[Exercise] Collect every line of the records below that contains the word "Doradztwa".
-- Start of Data entries --
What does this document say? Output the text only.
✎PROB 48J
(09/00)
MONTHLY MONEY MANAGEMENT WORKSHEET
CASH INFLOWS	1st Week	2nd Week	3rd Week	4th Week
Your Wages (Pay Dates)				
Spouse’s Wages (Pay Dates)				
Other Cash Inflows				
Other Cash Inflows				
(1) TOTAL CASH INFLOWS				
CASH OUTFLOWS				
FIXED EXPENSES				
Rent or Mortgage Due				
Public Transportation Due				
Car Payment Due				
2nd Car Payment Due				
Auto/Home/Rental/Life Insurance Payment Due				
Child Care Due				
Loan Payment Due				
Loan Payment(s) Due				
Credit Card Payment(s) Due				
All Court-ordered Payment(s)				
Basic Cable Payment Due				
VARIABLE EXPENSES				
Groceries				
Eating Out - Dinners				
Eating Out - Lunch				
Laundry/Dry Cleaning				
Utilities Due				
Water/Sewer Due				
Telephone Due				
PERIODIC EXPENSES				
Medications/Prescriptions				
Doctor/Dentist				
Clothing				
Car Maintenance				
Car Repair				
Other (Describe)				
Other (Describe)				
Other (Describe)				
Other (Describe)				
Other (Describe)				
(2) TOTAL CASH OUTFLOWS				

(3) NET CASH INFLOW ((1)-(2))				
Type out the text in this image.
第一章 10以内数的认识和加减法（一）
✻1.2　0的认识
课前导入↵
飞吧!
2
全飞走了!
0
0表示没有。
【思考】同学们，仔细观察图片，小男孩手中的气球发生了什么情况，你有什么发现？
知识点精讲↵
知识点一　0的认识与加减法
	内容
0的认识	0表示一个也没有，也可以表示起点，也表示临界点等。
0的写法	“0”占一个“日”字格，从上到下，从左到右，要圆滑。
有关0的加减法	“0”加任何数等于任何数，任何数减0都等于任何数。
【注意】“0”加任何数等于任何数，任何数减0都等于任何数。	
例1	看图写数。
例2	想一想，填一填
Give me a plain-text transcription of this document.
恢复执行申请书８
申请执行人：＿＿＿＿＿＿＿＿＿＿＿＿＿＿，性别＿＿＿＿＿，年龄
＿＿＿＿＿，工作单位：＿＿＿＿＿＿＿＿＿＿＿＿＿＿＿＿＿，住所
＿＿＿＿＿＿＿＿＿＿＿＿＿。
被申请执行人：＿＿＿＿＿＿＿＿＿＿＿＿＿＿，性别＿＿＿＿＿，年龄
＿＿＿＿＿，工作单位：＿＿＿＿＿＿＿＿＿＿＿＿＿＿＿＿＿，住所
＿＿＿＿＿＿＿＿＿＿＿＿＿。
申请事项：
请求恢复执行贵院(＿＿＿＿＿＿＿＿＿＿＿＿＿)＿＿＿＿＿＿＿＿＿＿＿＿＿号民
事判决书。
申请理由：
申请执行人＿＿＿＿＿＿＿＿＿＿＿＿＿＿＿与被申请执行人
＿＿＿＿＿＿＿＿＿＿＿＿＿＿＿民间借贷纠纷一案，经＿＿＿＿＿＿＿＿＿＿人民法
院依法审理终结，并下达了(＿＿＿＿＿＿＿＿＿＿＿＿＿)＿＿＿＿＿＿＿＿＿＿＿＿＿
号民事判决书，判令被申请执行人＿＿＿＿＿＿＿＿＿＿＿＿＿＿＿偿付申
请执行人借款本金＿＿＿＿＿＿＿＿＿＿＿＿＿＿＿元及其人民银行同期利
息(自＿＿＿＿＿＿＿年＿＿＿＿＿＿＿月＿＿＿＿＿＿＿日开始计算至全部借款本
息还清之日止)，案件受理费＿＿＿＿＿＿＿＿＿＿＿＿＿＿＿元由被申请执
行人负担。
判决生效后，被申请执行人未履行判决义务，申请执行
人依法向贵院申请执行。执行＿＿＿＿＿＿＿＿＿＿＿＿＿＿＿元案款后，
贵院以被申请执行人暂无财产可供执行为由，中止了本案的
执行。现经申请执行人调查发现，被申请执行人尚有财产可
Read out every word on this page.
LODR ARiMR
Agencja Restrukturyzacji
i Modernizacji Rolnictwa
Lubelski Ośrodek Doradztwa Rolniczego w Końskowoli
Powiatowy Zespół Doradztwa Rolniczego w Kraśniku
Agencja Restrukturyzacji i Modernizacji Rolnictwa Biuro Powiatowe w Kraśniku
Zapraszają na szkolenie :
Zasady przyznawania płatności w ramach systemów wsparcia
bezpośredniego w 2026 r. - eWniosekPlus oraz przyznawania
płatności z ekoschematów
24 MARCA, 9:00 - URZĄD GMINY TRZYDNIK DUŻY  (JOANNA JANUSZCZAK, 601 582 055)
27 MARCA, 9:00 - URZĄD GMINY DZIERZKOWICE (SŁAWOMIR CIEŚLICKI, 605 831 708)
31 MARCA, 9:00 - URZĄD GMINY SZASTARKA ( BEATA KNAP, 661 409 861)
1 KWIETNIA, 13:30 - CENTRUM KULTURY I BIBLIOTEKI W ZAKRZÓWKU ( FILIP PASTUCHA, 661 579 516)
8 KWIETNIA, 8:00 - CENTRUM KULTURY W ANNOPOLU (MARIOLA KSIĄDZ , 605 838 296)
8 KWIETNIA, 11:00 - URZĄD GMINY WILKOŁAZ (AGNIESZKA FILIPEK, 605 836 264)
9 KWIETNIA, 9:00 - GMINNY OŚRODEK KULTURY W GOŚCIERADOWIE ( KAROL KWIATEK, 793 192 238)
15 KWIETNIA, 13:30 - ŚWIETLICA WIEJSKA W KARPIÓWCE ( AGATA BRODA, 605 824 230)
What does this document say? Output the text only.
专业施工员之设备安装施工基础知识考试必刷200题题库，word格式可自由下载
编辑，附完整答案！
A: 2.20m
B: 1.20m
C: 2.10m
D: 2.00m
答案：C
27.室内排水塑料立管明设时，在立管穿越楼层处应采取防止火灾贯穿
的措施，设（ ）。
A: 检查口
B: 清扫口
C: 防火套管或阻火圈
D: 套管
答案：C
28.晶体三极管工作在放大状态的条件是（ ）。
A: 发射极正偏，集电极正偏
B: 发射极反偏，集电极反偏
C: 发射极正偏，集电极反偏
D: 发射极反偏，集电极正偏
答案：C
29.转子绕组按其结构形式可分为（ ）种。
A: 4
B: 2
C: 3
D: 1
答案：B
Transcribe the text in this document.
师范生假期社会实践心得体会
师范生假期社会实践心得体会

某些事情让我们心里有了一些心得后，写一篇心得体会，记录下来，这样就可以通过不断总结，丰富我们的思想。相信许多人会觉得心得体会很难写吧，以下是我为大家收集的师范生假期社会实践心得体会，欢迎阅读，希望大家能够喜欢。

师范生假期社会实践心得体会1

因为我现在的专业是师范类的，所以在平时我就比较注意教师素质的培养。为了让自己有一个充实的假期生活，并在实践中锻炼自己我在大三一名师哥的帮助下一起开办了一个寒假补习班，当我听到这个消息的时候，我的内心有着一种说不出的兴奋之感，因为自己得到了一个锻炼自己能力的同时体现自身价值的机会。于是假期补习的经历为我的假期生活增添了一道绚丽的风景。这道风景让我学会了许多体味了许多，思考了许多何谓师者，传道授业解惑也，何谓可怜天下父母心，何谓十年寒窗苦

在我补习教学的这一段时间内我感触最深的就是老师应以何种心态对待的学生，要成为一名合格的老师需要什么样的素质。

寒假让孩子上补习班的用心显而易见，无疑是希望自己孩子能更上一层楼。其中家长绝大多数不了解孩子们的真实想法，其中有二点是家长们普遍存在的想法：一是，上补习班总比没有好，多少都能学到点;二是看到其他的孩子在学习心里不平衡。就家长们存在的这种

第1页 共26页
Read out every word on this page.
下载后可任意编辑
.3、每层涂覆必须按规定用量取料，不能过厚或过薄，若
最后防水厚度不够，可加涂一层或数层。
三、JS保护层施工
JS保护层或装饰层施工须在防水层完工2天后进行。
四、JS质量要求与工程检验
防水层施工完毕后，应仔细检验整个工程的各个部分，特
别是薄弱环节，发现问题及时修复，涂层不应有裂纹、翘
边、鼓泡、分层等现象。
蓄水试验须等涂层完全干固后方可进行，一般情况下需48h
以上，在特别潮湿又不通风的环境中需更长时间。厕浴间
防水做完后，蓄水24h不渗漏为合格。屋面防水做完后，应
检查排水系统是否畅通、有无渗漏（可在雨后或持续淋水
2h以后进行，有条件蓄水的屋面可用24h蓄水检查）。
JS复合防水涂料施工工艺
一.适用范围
-- End of Data entries --
[Full answer]
Lubelski Ośrodek Doradztwa Rolniczego w Końskowoli
Powiatowy Zespół Doradztwa Rolniczego w Kraśniku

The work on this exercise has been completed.